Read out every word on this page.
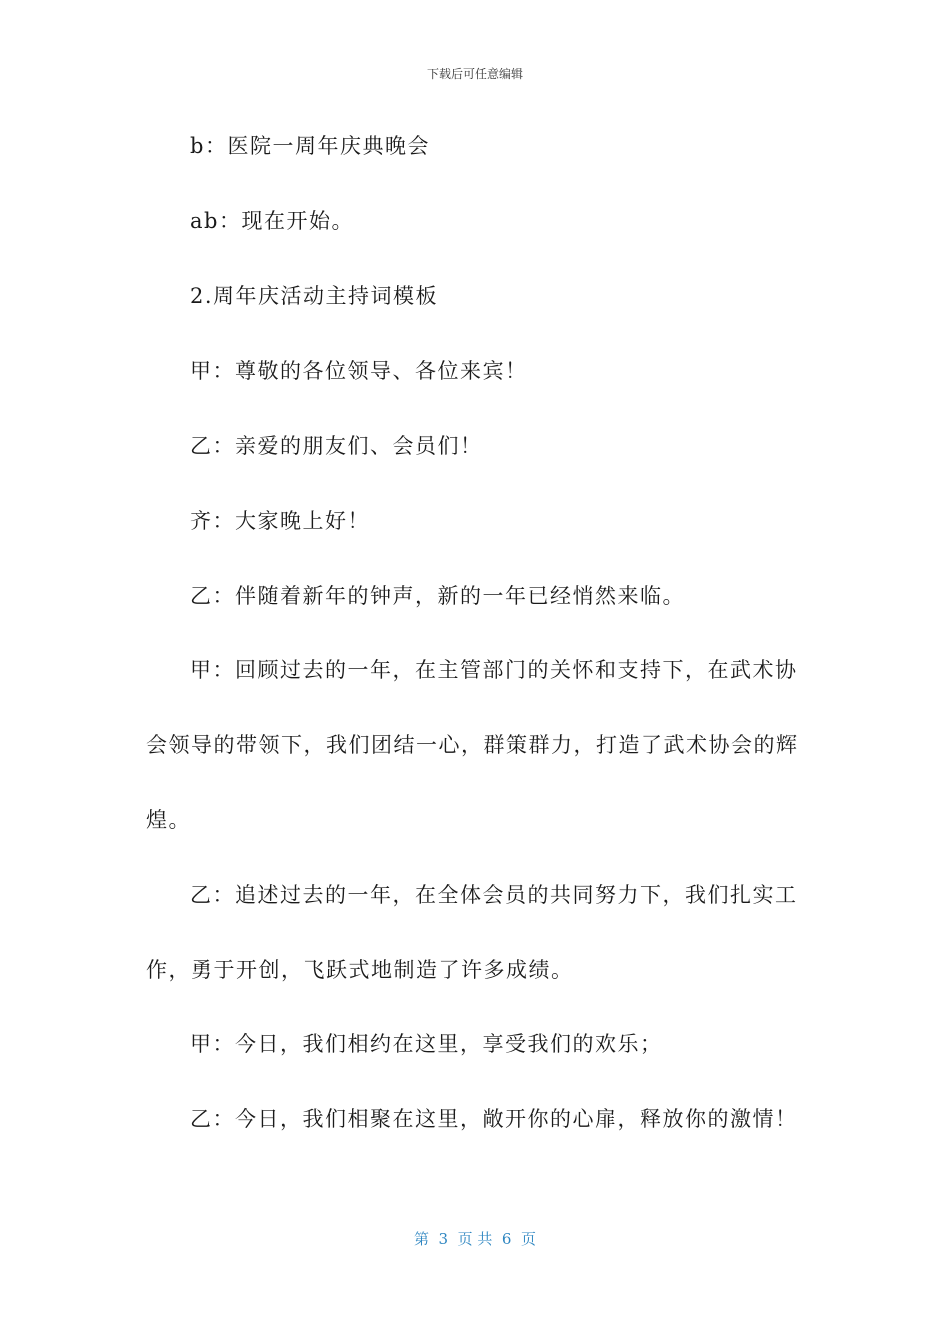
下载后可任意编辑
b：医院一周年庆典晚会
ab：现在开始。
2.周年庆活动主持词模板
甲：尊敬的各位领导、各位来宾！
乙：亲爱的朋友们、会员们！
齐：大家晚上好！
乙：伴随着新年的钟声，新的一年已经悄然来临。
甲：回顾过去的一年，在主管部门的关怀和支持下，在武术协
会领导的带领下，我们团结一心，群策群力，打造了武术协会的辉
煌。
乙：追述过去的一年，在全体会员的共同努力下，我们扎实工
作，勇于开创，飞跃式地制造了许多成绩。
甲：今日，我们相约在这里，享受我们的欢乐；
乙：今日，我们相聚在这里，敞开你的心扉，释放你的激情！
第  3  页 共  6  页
________________
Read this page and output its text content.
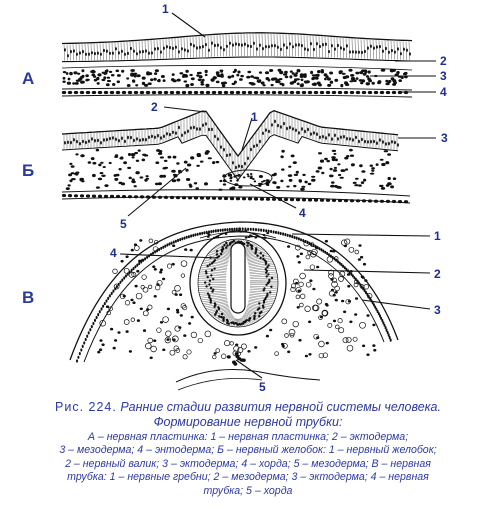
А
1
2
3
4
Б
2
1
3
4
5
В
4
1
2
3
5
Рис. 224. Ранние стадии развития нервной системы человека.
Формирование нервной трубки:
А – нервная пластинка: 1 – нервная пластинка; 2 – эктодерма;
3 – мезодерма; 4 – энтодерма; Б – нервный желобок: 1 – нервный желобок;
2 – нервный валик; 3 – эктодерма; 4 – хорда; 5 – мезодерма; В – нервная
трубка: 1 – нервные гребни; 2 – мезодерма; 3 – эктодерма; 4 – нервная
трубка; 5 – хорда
________________
GOAL:
Identify each line in the records above that contains the word "эктодерма", and copy it out in full.

EXERCISE RESULT:
А – нервная пластинка: 1 – нервная пластинка; 2 – эктодерма;
2 – нервный валик; 3 – эктодерма; 4 – хорда; 5 – мезодерма; В – нервная
трубка: 1 – нервные гребни; 2 – мезодерма; 3 – эктодерма; 4 – нервная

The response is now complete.